(Extracted data entries)

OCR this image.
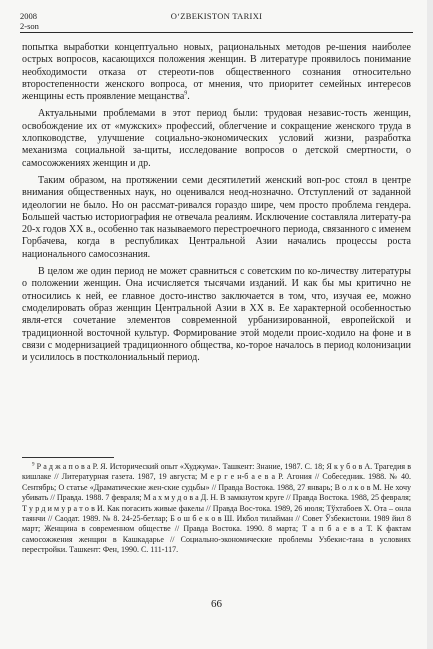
2008	O‘ZBEKISTON TARIXI
2-son

попытка выработки концептуально новых, рациональных методов ре-шения наиболее острых вопросов, касающихся положения женщин. В литературе проявилось понимание необходимости отказа от стереоти-пов общественного сознания относительно второстепенности женского вопроса, от мнения, что приоритет семейных интересов женщины есть проявление мещанства$^9$.

Актуальными проблемами в этот период были: трудовая независ-тость женщин, освобождение их от «мужских» профессий, облегчение и сокращение женского труда в хлопководстве, улучшение социально-экономических условий жизни, разработка механизма социальной за-щиты, исследование вопросов о детской смертности, о самосожжениях женщин и др.

Таким образом, на протяжении семи десятилетий женский воп-рос стоял в центре внимания общественных наук, но оценивался неод-нозначно. Отступлений от заданной идеологии не было. Но он рассмат-ривался гораздо шире, чем просто проблема гендера. Большей частью историография не отвечала реалиям. Исключение составляла литерату-ра 20-х годов XX в., особенно так называемого перестроечного периода, связанного с именем Горбачева, когда в республиках Центральной Азии начались процессы роста национального самосознания.

В целом же один период не может сравниться с советским по ко-личеству литературы о положении женщин. Она исчисляется тысячами изданий. И как бы мы критично не относились к ней, ее главное досто-инство заключается в том, что, изучая ее, можно смоделировать образ женщин Центральной Азии в XX в. Ее характерной особенностью явля-ется сочетание элементов современной урбанизированной, европейской и традиционной восточной культур. Формирование этой модели проис-ходило на фоне и в связи с модернизацией традиционного общества, ко-торое началось в период колонизации и усилилось в постколониальный период.

$^9$ Р а д ж а п о в а Р. Я. Исторический опыт «Худжума». Ташкент: Знание, 1987. С. 18; Я к у б о в А. Трагедия в кишлаке // Литературная газета. 1987, 19 августа; М е р г е н-б а е в а Р. Агония // Собеседник. 1988. № 40. Сентябрь; О статье «Драматические жен-ские судьбы» // Правда Востока. 1988, 27 январь; В о л к о в М. Не хочу убивать // Правда. 1988. 7 февраля; М а х м у д о в а Д. Н. В замкнутом круге // Правда Востока. 1988, 25 февраля; Т у р д и м у р а т о в И. Как погасить живые факелы // Правда Вос-тока. 1989, 26 июля; Тўхтабоев Х. Ота – онла таянчи // Саодат. 1989. № 8. 24-25-бетлар; Б о ш б е к о в Ш. Икбол тилайман // Совет Ўзбекистони. 1989 йил 8 март; Женщина в современном обществе // Правда Востока. 1990. 8 марта; Т а п б а е в а Т. К фактам самосожжения женщин в Кашкадарье // Социально-экономические проблемы Узбекис-тана в условиях перестройки. Ташкент: Фен, 1990. С. 111-117.

66
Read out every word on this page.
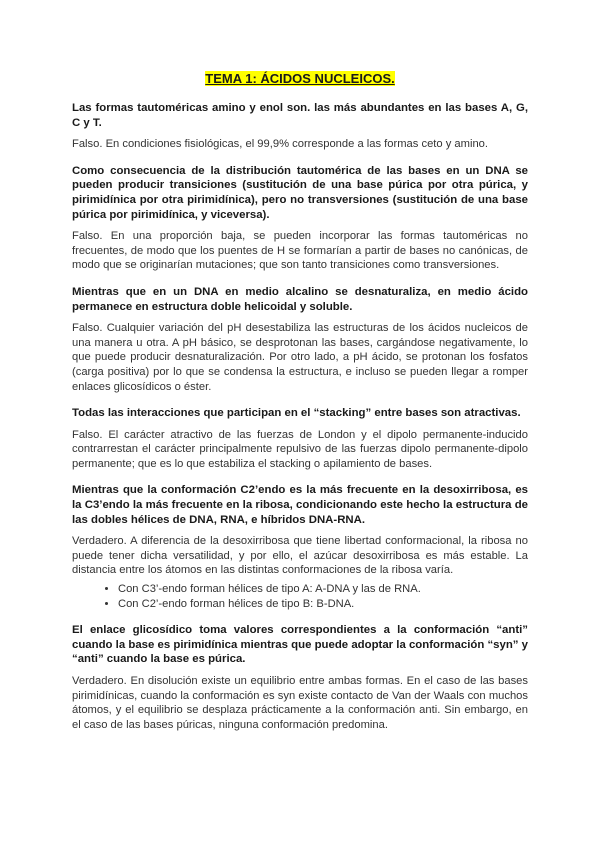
TEMA 1: ÁCIDOS NUCLEICOS.

Las formas tautoméricas amino y enol son. las más abundantes en las bases A, G, C y T.

Falso. En condiciones fisiológicas, el 99,9% corresponde a las formas ceto y amino.

Como consecuencia de la distribución tautomérica de las bases en un DNA se pueden producir transiciones (sustitución de una base púrica por otra púrica, y pirimidínica por otra pirimidínica), pero no transversiones (sustitución de una base púrica por pirimidínica, y viceversa).

Falso. En una proporción baja, se pueden incorporar las formas tautoméricas no frecuentes, de modo que los puentes de H se formarían a partir de bases no canónicas, de modo que se originarían mutaciones; que son tanto transiciones como transversiones.

Mientras que en un DNA en medio alcalino se desnaturaliza, en medio ácido permanece en estructura doble helicoidal y soluble.

Falso. Cualquier variación del pH desestabiliza las estructuras de los ácidos nucleicos de una manera u otra. A pH básico, se desprotonan las bases, cargándose negativamente, lo que puede producir desnaturalización. Por otro lado, a pH ácido, se protonan los fosfatos (carga positiva) por lo que se condensa la estructura, e incluso se pueden llegar a romper enlaces glicosídicos o éster.

Todas las interacciones que participan en el “stacking” entre bases son atractivas.

Falso. El carácter atractivo de las fuerzas de London y el dipolo permanente-inducido contrarrestan el carácter principalmente repulsivo de las fuerzas dipolo permanente-dipolo permanente; que es lo que estabiliza el stacking o apilamiento de bases.

Mientras que la conformación C2’endo es la más frecuente en la desoxirribosa, es la C3’endo la más frecuente en la ribosa, condicionando este hecho la estructura de las dobles hélices de DNA, RNA, e híbridos DNA-RNA.

Verdadero. A diferencia de la desoxirribosa que tiene libertad conformacional, la ribosa no puede tener dicha versatilidad, y por ello, el azúcar desoxirribosa es más estable. La distancia entre los átomos en las distintas conformaciones de la ribosa varía.

• Con C3’-endo forman hélices de tipo A: A-DNA y las de RNA.
• Con C2’-endo forman hélices de tipo B: B-DNA.

El enlace glicosídico toma valores correspondientes a la conformación “anti” cuando la base es pirimidínica mientras que puede adoptar la conformación “syn” y “anti” cuando la base es púrica.

Verdadero. En disolución existe un equilibrio entre ambas formas. En el caso de las bases pirimidínicas, cuando la conformación es syn existe contacto de Van der Waals con muchos átomos, y el equilibrio se desplaza prácticamente a la conformación anti. Sin embargo, en el caso de las bases púricas, ninguna conformación predomina.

▶ _Task prompt_:
Retype the listing exactly. Pictures do not belong in the copy.

▶ _Solved exercise_:
OCR this image.
2008	O‘ZBEKISTON TARIXI
2-son

попытка выработки концептуально новых, рациональных методов ре-шения наиболее острых вопросов, касающихся положения женщин. В литературе проявилось понимание необходимости отказа от стереоти-пов общественного сознания относительно второстепенности женского вопроса, от мнения, что приоритет семейных интересов женщины есть проявление мещанства$^9$.

Актуальными проблемами в этот период были: трудовая независ-тость женщин, освобождение их от «мужских» профессий, облегчение и сокращение женского труда в хлопководстве, улучшение социально-экономических условий жизни, разработка механизма социальной за-щиты, исследование вопросов о детской смертности, о самосожжениях женщин и др.

Таким образом, на протяжении семи десятилетий женский воп-рос стоял в центре внимания общественных наук, но оценивался неод-нозначно. Отступлений от заданной идеологии не было. Но он рассмат-ривался гораздо шире, чем просто проблема гендера. Большей частью историография не отвечала реалиям. Исключение составляла литерату-ра 20-х годов XX в., особенно так называемого перестроечного периода, связанного с именем Горбачева, когда в республиках Центральной Азии начались процессы роста национального самосознания.

В целом же один период не может сравниться с советским по ко-личеству литературы о положении женщин. Она исчисляется тысячами изданий. И как бы мы критично не относились к ней, ее главное досто-инство заключается в том, что, изучая ее, можно смоделировать образ женщин Центральной Азии в XX в. Ее характерной особенностью явля-ется сочетание элементов современной урбанизированной, европейской и традиционной восточной культур. Формирование этой модели проис-ходило на фоне и в связи с модернизацией традиционного общества, ко-торое началось в период колонизации и усилилось в постколониальный период.

$^9$ Р а д ж а п о в а Р. Я. Исторический опыт «Худжума». Ташкент: Знание, 1987. С. 18; Я к у б о в А. Трагедия в кишлаке // Литературная газета. 1987, 19 августа; М е р г е н-б а е в а Р. Агония // Собеседник. 1988. № 40. Сентябрь; О статье «Драматические жен-ские судьбы» // Правда Востока. 1988, 27 январь; В о л к о в М. Не хочу убивать // Правда. 1988. 7 февраля; М а х м у д о в а Д. Н. В замкнутом круге // Правда Востока. 1988, 25 февраля; Т у р д и м у р а т о в И. Как погасить живые факелы // Правда Вос-тока. 1989, 26 июля; Тўхтабоев Х. Ота – онла таянчи // Саодат. 1989. № 8. 24-25-бетлар; Б о ш б е к о в Ш. Икбол тилайман // Совет Ўзбекистони. 1989 йил 8 март; Женщина в современном обществе // Правда Востока. 1990. 8 марта; Т а п б а е в а Т. К фактам самосожжения женщин в Кашкадарье // Социально-экономические проблемы Узбекис-тана в условиях перестройки. Ташкент: Фен, 1990. С. 111-117.

66
Read out every word on this page.
TEMA 1: ÁCIDOS NUCLEICOS.

Las formas tautoméricas amino y enol son. las más abundantes en las bases A, G, C y T.

Falso. En condiciones fisiológicas, el 99,9% corresponde a las formas ceto y amino.

Como consecuencia de la distribución tautomérica de las bases en un DNA se pueden producir transiciones (sustitución de una base púrica por otra púrica, y pirimidínica por otra pirimidínica), pero no transversiones (sustitución de una base púrica por pirimidínica, y viceversa).

Falso. En una proporción baja, se pueden incorporar las formas tautoméricas no frecuentes, de modo que los puentes de H se formarían a partir de bases no canónicas, de modo que se originarían mutaciones; que son tanto transiciones como transversiones.

Mientras que en un DNA en medio alcalino se desnaturaliza, en medio ácido permanece en estructura doble helicoidal y soluble.

Falso. Cualquier variación del pH desestabiliza las estructuras de los ácidos nucleicos de una manera u otra. A pH básico, se desprotonan las bases, cargándose negativamente, lo que puede producir desnaturalización. Por otro lado, a pH ácido, se protonan los fosfatos (carga positiva) por lo que se condensa la estructura, e incluso se pueden llegar a romper enlaces glicosídicos o éster.

Todas las interacciones que participan en el “stacking” entre bases son atractivas.

Falso. El carácter atractivo de las fuerzas de London y el dipolo permanente-inducido contrarrestan el carácter principalmente repulsivo de las fuerzas dipolo permanente-dipolo permanente; que es lo que estabiliza el stacking o apilamiento de bases.

Mientras que la conformación C2’endo es la más frecuente en la desoxirribosa, es la C3’endo la más frecuente en la ribosa, condicionando este hecho la estructura de las dobles hélices de DNA, RNA, e híbridos DNA-RNA.

Verdadero. A diferencia de la desoxirribosa que tiene libertad conformacional, la ribosa no puede tener dicha versatilidad, y por ello, el azúcar desoxirribosa es más estable. La distancia entre los átomos en las distintas conformaciones de la ribosa varía.

• Con C3’-endo forman hélices de tipo A: A-DNA y las de RNA.
• Con C2’-endo forman hélices de tipo B: B-DNA.

El enlace glicosídico toma valores correspondientes a la conformación “anti” cuando la base es pirimidínica mientras que puede adoptar la conformación “syn” y “anti” cuando la base es púrica.

Verdadero. En disolución existe un equilibrio entre ambas formas. En el caso de las bases pirimidínicas, cuando la conformación es syn existe contacto de Van der Waals con muchos átomos, y el equilibrio se desplaza prácticamente a la conformación anti. Sin embargo, en el caso de las bases púricas, ninguna conformación predomina.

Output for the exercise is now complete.